» **WHAT TO PRODUCE**: Your task is to repeat the lines below exactly, excluding any pictures they contain.
↓↓↓
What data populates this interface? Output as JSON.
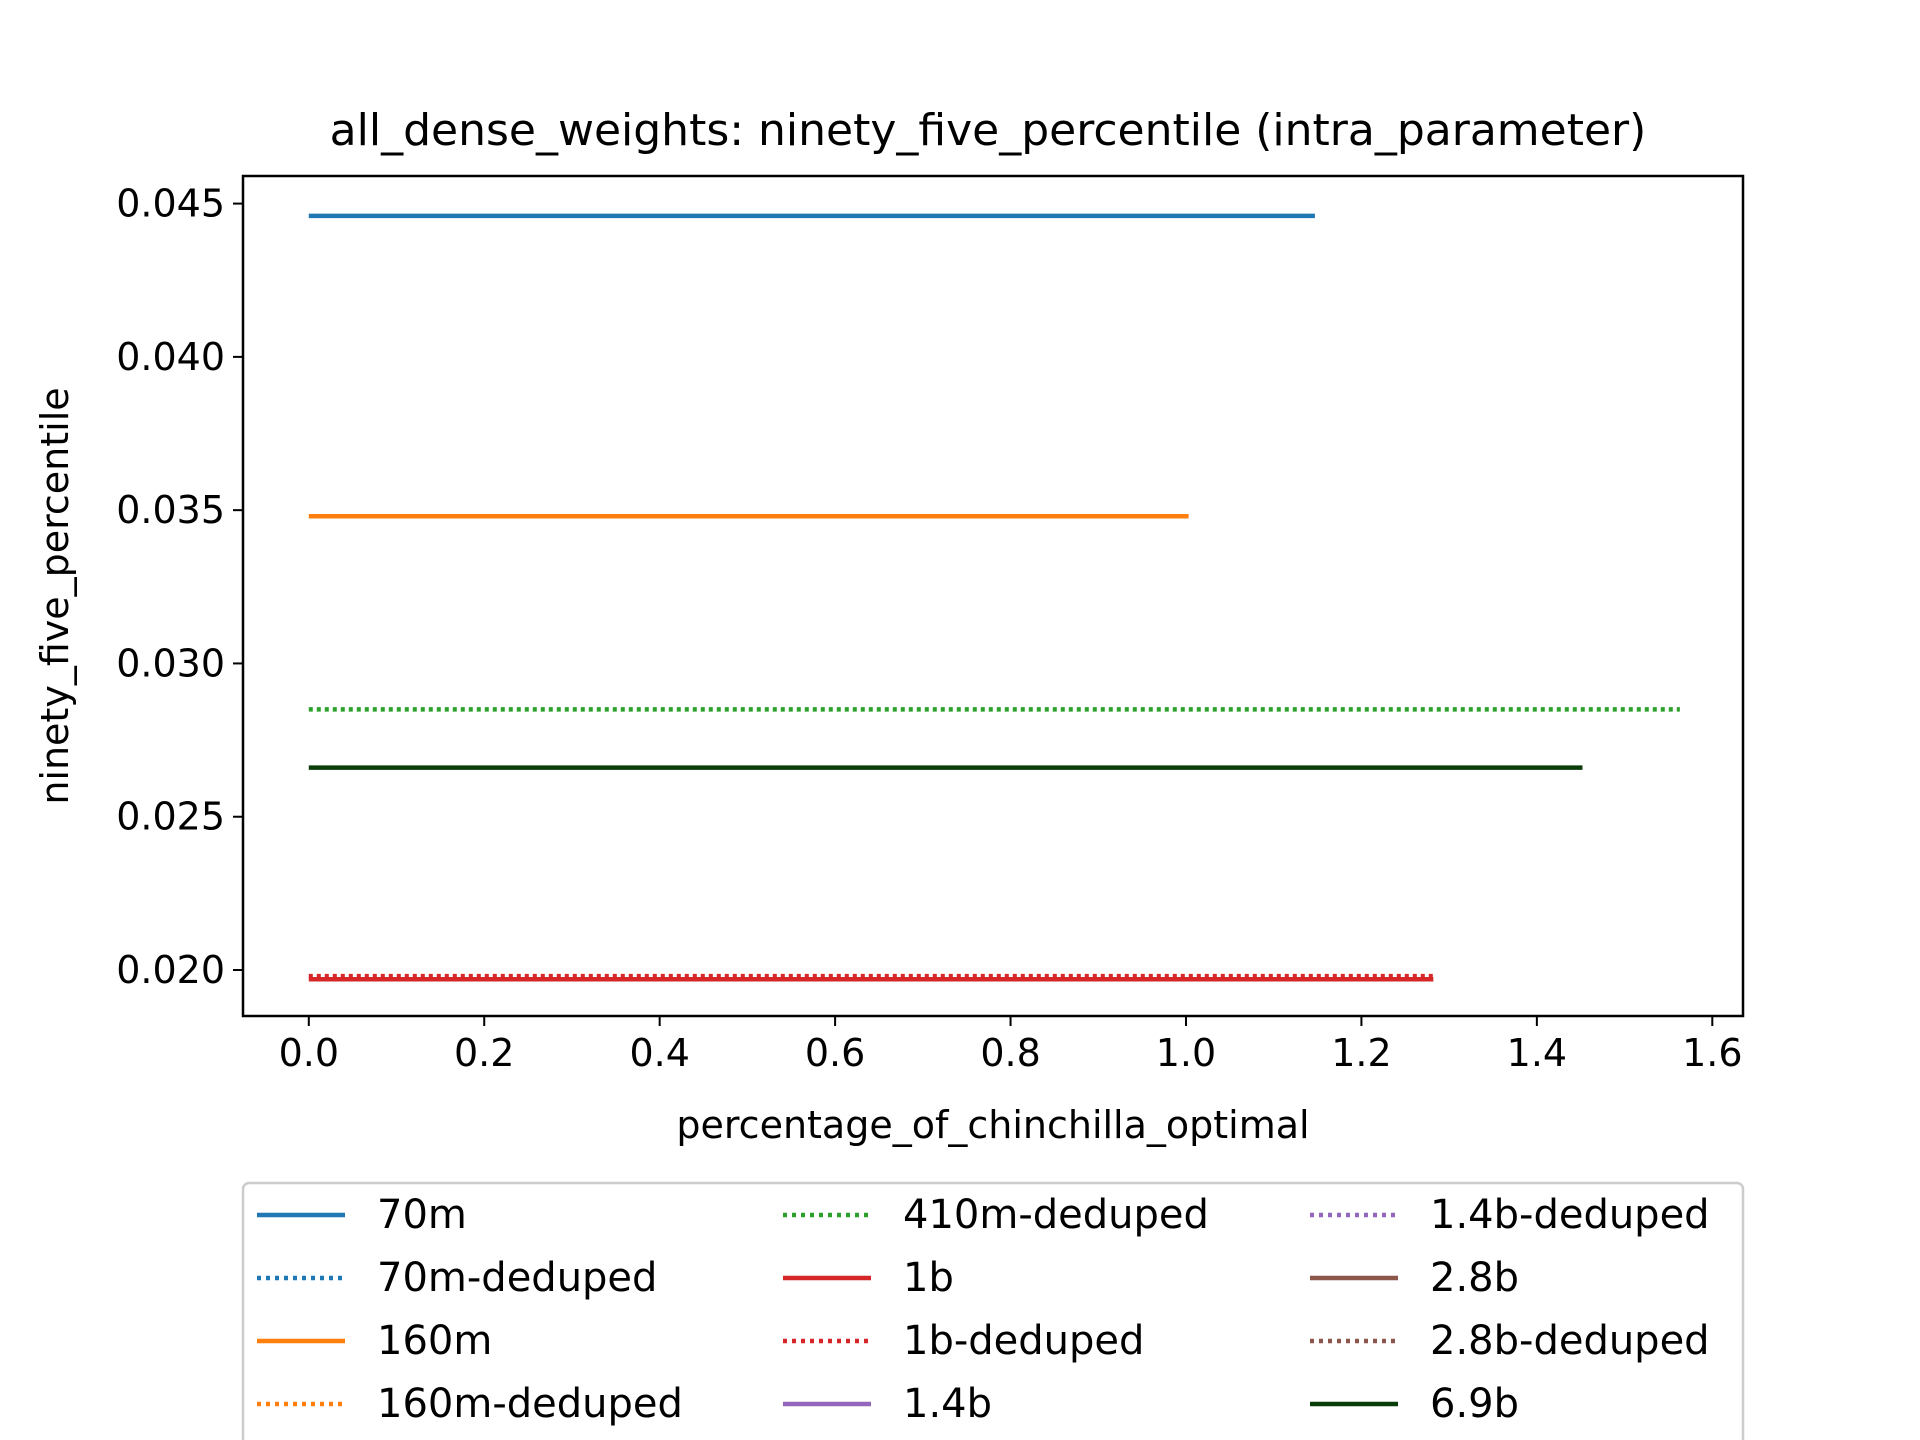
{
  "chart_data": {
    "type": "line",
    "title": "all_dense_weights: ninety_five_percentile (intra_parameter)",
    "xlabel": "percentage_of_chinchilla_optimal",
    "ylabel": "ninety_five_percentile",
    "xlim": [
      -0.075,
      1.635
    ],
    "ylim": [
      0.0185,
      0.0459
    ],
    "xticks": [
      0.0,
      0.2,
      0.4,
      0.6,
      0.8,
      1.0,
      1.2,
      1.4,
      1.6
    ],
    "xtick_labels": [
      "0.0",
      "0.2",
      "0.4",
      "0.6",
      "0.8",
      "1.0",
      "1.2",
      "1.4",
      "1.6"
    ],
    "yticks": [
      0.02,
      0.025,
      0.03,
      0.035,
      0.04,
      0.045
    ],
    "ytick_labels": [
      "0.020",
      "0.025",
      "0.030",
      "0.035",
      "0.040",
      "0.045"
    ],
    "grid": false,
    "legend_placement": "below plot, 3 columns",
    "series": [
      {
        "name": "70m",
        "color": "#1f77b4",
        "dash": "solid",
        "x": [
          0.0,
          1.147
        ],
        "y": [
          0.0446,
          0.0446
        ]
      },
      {
        "name": "70m-deduped",
        "color": "#1f77b4",
        "dash": "dotted",
        "x": [],
        "y": []
      },
      {
        "name": "160m",
        "color": "#ff7f0e",
        "dash": "solid",
        "x": [
          0.0,
          1.003
        ],
        "y": [
          0.0348,
          0.0348
        ]
      },
      {
        "name": "160m-deduped",
        "color": "#ff7f0e",
        "dash": "dotted",
        "x": [],
        "y": []
      },
      {
        "name": "410m-deduped",
        "color": "#2ca02c",
        "dash": "dotted",
        "x": [
          0.0,
          1.563
        ],
        "y": [
          0.0285,
          0.0285
        ]
      },
      {
        "name": "1b",
        "color": "#d62728",
        "dash": "solid",
        "x": [
          0.0,
          1.282
        ],
        "y": [
          0.0197,
          0.0197
        ]
      },
      {
        "name": "1b-deduped",
        "color": "#d62728",
        "dash": "dotted",
        "x": [
          0.0,
          1.282
        ],
        "y": [
          0.0198,
          0.0198
        ]
      },
      {
        "name": "1.4b",
        "color": "#9467bd",
        "dash": "solid",
        "x": [],
        "y": []
      },
      {
        "name": "1.4b-deduped",
        "color": "#9467bd",
        "dash": "dotted",
        "x": [],
        "y": []
      },
      {
        "name": "2.8b",
        "color": "#8c564b",
        "dash": "solid",
        "x": [],
        "y": []
      },
      {
        "name": "2.8b-deduped",
        "color": "#8c564b",
        "dash": "dotted",
        "x": [],
        "y": []
      },
      {
        "name": "6.9b",
        "color": "#0b3d0b",
        "dash": "solid",
        "x": [
          0.0,
          1.452
        ],
        "y": [
          0.0266,
          0.0266
        ]
      }
    ]
  }
}
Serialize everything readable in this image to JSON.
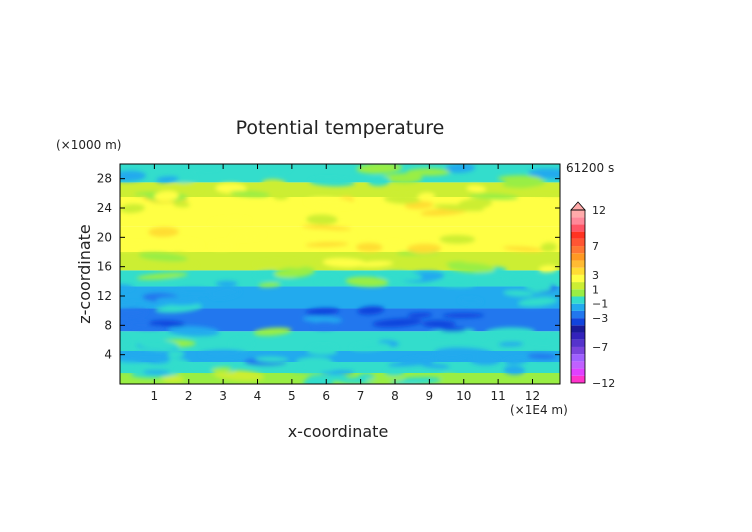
{
  "chart_data": {
    "type": "heatmap",
    "title": "Potential temperature",
    "xlabel": "x-coordinate",
    "ylabel": "z-coordinate",
    "x_unit": "(×1E4 m)",
    "y_unit": "(×1000 m)",
    "time_label": "61200 s",
    "xlim": [
      0,
      12.8
    ],
    "ylim": [
      0,
      30
    ],
    "x_ticks": [
      1,
      2,
      3,
      4,
      5,
      6,
      7,
      8,
      9,
      10,
      11,
      12
    ],
    "y_ticks": [
      4,
      8,
      12,
      16,
      20,
      24,
      28
    ],
    "colorbar": {
      "levels": [
        -12,
        -11,
        -10,
        -9,
        -8,
        -7,
        -6,
        -5,
        -4,
        -3,
        -2,
        -1,
        0,
        1,
        2,
        3,
        4,
        5,
        6,
        7,
        8,
        9,
        10,
        11,
        12
      ],
      "colors": [
        "#ff33cc",
        "#e040ff",
        "#c060ff",
        "#a060ff",
        "#7a44dd",
        "#5533cc",
        "#3322bb",
        "#1a1a99",
        "#1144dd",
        "#2277ee",
        "#22aaee",
        "#33ddcc",
        "#99ee44",
        "#ccee33",
        "#ffff44",
        "#ffdd33",
        "#ffbb33",
        "#ff9922",
        "#ff7733",
        "#ff5533",
        "#ff3322",
        "#ff5566",
        "#ff8899",
        "#ffaaaa"
      ],
      "tick_labels": [
        "12",
        "7",
        "3",
        "1",
        "−1",
        "−3",
        "−7",
        "−12"
      ]
    },
    "bands": [
      {
        "z": [
          0,
          1.5
        ],
        "value": 0.3
      },
      {
        "z": [
          1.5,
          3
        ],
        "value": -0.6
      },
      {
        "z": [
          3,
          4.5
        ],
        "value": -1.2
      },
      {
        "z": [
          4.5,
          7.2
        ],
        "value": -0.4
      },
      {
        "z": [
          7.2,
          10.3
        ],
        "value": -2.8
      },
      {
        "z": [
          10.3,
          13.3
        ],
        "value": -1.4
      },
      {
        "z": [
          13.3,
          15.5
        ],
        "value": -0.2
      },
      {
        "z": [
          15.5,
          18
        ],
        "value": 1.4
      },
      {
        "z": [
          18,
          21.5
        ],
        "value": 2.6
      },
      {
        "z": [
          21.5,
          25.5
        ],
        "value": 2.2
      },
      {
        "z": [
          25.5,
          27.5
        ],
        "value": 1.3
      },
      {
        "z": [
          27.5,
          30
        ],
        "value": -0.2
      }
    ]
  }
}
↑↑↑
» **WRITTEN ANSWER**:
What data populates this interface? Output as JSON.
{
  "chart_data": {
    "type": "line",
    "title": "all_dense_weights: ninety_five_percentile (intra_parameter)",
    "xlabel": "percentage_of_chinchilla_optimal",
    "ylabel": "ninety_five_percentile",
    "xlim": [
      -0.075,
      1.635
    ],
    "ylim": [
      0.0185,
      0.0459
    ],
    "xticks": [
      0.0,
      0.2,
      0.4,
      0.6,
      0.8,
      1.0,
      1.2,
      1.4,
      1.6
    ],
    "xtick_labels": [
      "0.0",
      "0.2",
      "0.4",
      "0.6",
      "0.8",
      "1.0",
      "1.2",
      "1.4",
      "1.6"
    ],
    "yticks": [
      0.02,
      0.025,
      0.03,
      0.035,
      0.04,
      0.045
    ],
    "ytick_labels": [
      "0.020",
      "0.025",
      "0.030",
      "0.035",
      "0.040",
      "0.045"
    ],
    "grid": false,
    "legend_placement": "below plot, 3 columns",
    "series": [
      {
        "name": "70m",
        "color": "#1f77b4",
        "dash": "solid",
        "x": [
          0.0,
          1.147
        ],
        "y": [
          0.0446,
          0.0446
        ]
      },
      {
        "name": "70m-deduped",
        "color": "#1f77b4",
        "dash": "dotted",
        "x": [],
        "y": []
      },
      {
        "name": "160m",
        "color": "#ff7f0e",
        "dash": "solid",
        "x": [
          0.0,
          1.003
        ],
        "y": [
          0.0348,
          0.0348
        ]
      },
      {
        "name": "160m-deduped",
        "color": "#ff7f0e",
        "dash": "dotted",
        "x": [],
        "y": []
      },
      {
        "name": "410m-deduped",
        "color": "#2ca02c",
        "dash": "dotted",
        "x": [
          0.0,
          1.563
        ],
        "y": [
          0.0285,
          0.0285
        ]
      },
      {
        "name": "1b",
        "color": "#d62728",
        "dash": "solid",
        "x": [
          0.0,
          1.282
        ],
        "y": [
          0.0197,
          0.0197
        ]
      },
      {
        "name": "1b-deduped",
        "color": "#d62728",
        "dash": "dotted",
        "x": [
          0.0,
          1.282
        ],
        "y": [
          0.0198,
          0.0198
        ]
      },
      {
        "name": "1.4b",
        "color": "#9467bd",
        "dash": "solid",
        "x": [],
        "y": []
      },
      {
        "name": "1.4b-deduped",
        "color": "#9467bd",
        "dash": "dotted",
        "x": [],
        "y": []
      },
      {
        "name": "2.8b",
        "color": "#8c564b",
        "dash": "solid",
        "x": [],
        "y": []
      },
      {
        "name": "2.8b-deduped",
        "color": "#8c564b",
        "dash": "dotted",
        "x": [],
        "y": []
      },
      {
        "name": "6.9b",
        "color": "#0b3d0b",
        "dash": "solid",
        "x": [
          0.0,
          1.452
        ],
        "y": [
          0.0266,
          0.0266
        ]
      }
    ]
  }
}
Serialize everything readable in this image to JSON.
{
  "chart_data": {
    "type": "heatmap",
    "title": "Potential temperature",
    "xlabel": "x-coordinate",
    "ylabel": "z-coordinate",
    "x_unit": "(×1E4 m)",
    "y_unit": "(×1000 m)",
    "time_label": "61200 s",
    "xlim": [
      0,
      12.8
    ],
    "ylim": [
      0,
      30
    ],
    "x_ticks": [
      1,
      2,
      3,
      4,
      5,
      6,
      7,
      8,
      9,
      10,
      11,
      12
    ],
    "y_ticks": [
      4,
      8,
      12,
      16,
      20,
      24,
      28
    ],
    "colorbar": {
      "levels": [
        -12,
        -11,
        -10,
        -9,
        -8,
        -7,
        -6,
        -5,
        -4,
        -3,
        -2,
        -1,
        0,
        1,
        2,
        3,
        4,
        5,
        6,
        7,
        8,
        9,
        10,
        11,
        12
      ],
      "colors": [
        "#ff33cc",
        "#e040ff",
        "#c060ff",
        "#a060ff",
        "#7a44dd",
        "#5533cc",
        "#3322bb",
        "#1a1a99",
        "#1144dd",
        "#2277ee",
        "#22aaee",
        "#33ddcc",
        "#99ee44",
        "#ccee33",
        "#ffff44",
        "#ffdd33",
        "#ffbb33",
        "#ff9922",
        "#ff7733",
        "#ff5533",
        "#ff3322",
        "#ff5566",
        "#ff8899",
        "#ffaaaa"
      ],
      "tick_labels": [
        "12",
        "7",
        "3",
        "1",
        "−1",
        "−3",
        "−7",
        "−12"
      ]
    },
    "bands": [
      {
        "z": [
          0,
          1.5
        ],
        "value": 0.3
      },
      {
        "z": [
          1.5,
          3
        ],
        "value": -0.6
      },
      {
        "z": [
          3,
          4.5
        ],
        "value": -1.2
      },
      {
        "z": [
          4.5,
          7.2
        ],
        "value": -0.4
      },
      {
        "z": [
          7.2,
          10.3
        ],
        "value": -2.8
      },
      {
        "z": [
          10.3,
          13.3
        ],
        "value": -1.4
      },
      {
        "z": [
          13.3,
          15.5
        ],
        "value": -0.2
      },
      {
        "z": [
          15.5,
          18
        ],
        "value": 1.4
      },
      {
        "z": [
          18,
          21.5
        ],
        "value": 2.6
      },
      {
        "z": [
          21.5,
          25.5
        ],
        "value": 2.2
      },
      {
        "z": [
          25.5,
          27.5
        ],
        "value": 1.3
      },
      {
        "z": [
          27.5,
          30
        ],
        "value": -0.2
      }
    ]
  }
}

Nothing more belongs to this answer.